┌──

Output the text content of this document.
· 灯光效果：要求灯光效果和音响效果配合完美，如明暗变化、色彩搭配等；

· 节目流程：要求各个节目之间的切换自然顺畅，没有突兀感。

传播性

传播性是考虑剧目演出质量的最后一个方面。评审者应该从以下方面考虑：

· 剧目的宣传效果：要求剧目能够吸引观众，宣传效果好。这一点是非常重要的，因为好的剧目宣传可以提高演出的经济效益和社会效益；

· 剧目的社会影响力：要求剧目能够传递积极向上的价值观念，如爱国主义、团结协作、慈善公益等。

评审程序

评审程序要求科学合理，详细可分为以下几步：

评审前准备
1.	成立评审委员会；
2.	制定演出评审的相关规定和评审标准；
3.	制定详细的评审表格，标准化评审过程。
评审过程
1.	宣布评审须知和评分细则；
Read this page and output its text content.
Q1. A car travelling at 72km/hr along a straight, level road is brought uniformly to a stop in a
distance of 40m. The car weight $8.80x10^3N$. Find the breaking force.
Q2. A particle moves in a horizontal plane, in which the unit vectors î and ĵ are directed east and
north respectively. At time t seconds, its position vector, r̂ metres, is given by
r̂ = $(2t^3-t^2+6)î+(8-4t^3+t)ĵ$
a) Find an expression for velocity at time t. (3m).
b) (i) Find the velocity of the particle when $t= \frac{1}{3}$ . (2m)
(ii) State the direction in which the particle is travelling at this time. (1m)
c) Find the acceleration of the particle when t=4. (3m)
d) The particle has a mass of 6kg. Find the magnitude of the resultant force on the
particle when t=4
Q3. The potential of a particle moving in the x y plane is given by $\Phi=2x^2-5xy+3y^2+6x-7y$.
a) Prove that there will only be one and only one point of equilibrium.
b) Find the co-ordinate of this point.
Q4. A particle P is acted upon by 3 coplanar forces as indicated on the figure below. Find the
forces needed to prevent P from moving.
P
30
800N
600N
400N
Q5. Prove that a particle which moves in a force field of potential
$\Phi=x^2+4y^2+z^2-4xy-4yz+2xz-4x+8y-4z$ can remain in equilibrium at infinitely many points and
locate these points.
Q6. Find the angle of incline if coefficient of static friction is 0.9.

└──

=== EXERCISE ===
All of the entries above must be quoted exactly.

=== ANSWER TO THE EXERCISE ===
Output the text content of this document.
· 灯光效果：要求灯光效果和音响效果配合完美，如明暗变化、色彩搭配等；

· 节目流程：要求各个节目之间的切换自然顺畅，没有突兀感。

传播性

传播性是考虑剧目演出质量的最后一个方面。评审者应该从以下方面考虑：

· 剧目的宣传效果：要求剧目能够吸引观众，宣传效果好。这一点是非常重要的，因为好的剧目宣传可以提高演出的经济效益和社会效益；

· 剧目的社会影响力：要求剧目能够传递积极向上的价值观念，如爱国主义、团结协作、慈善公益等。

评审程序

评审程序要求科学合理，详细可分为以下几步：

评审前准备
1.	成立评审委员会；
2.	制定演出评审的相关规定和评审标准；
3.	制定详细的评审表格，标准化评审过程。
评审过程
1.	宣布评审须知和评分细则；
Read this page and output its text content.
Q1. A car travelling at 72km/hr along a straight, level road is brought uniformly to a stop in a
distance of 40m. The car weight $8.80x10^3N$. Find the breaking force.
Q2. A particle moves in a horizontal plane, in which the unit vectors î and ĵ are directed east and
north respectively. At time t seconds, its position vector, r̂ metres, is given by
r̂ = $(2t^3-t^2+6)î+(8-4t^3+t)ĵ$
a) Find an expression for velocity at time t. (3m).
b) (i) Find the velocity of the particle when $t= \frac{1}{3}$ . (2m)
(ii) State the direction in which the particle is travelling at this time. (1m)
c) Find the acceleration of the particle when t=4. (3m)
d) The particle has a mass of 6kg. Find the magnitude of the resultant force on the
particle when t=4
Q3. The potential of a particle moving in the x y plane is given by $\Phi=2x^2-5xy+3y^2+6x-7y$.
a) Prove that there will only be one and only one point of equilibrium.
b) Find the co-ordinate of this point.
Q4. A particle P is acted upon by 3 coplanar forces as indicated on the figure below. Find the
forces needed to prevent P from moving.
P
30
800N
600N
400N
Q5. Prove that a particle which moves in a force field of potential
$\Phi=x^2+4y^2+z^2-4xy-4yz+2xz-4x+8y-4z$ can remain in equilibrium at infinitely many points and
locate these points.
Q6. Find the angle of incline if coefficient of static friction is 0.9.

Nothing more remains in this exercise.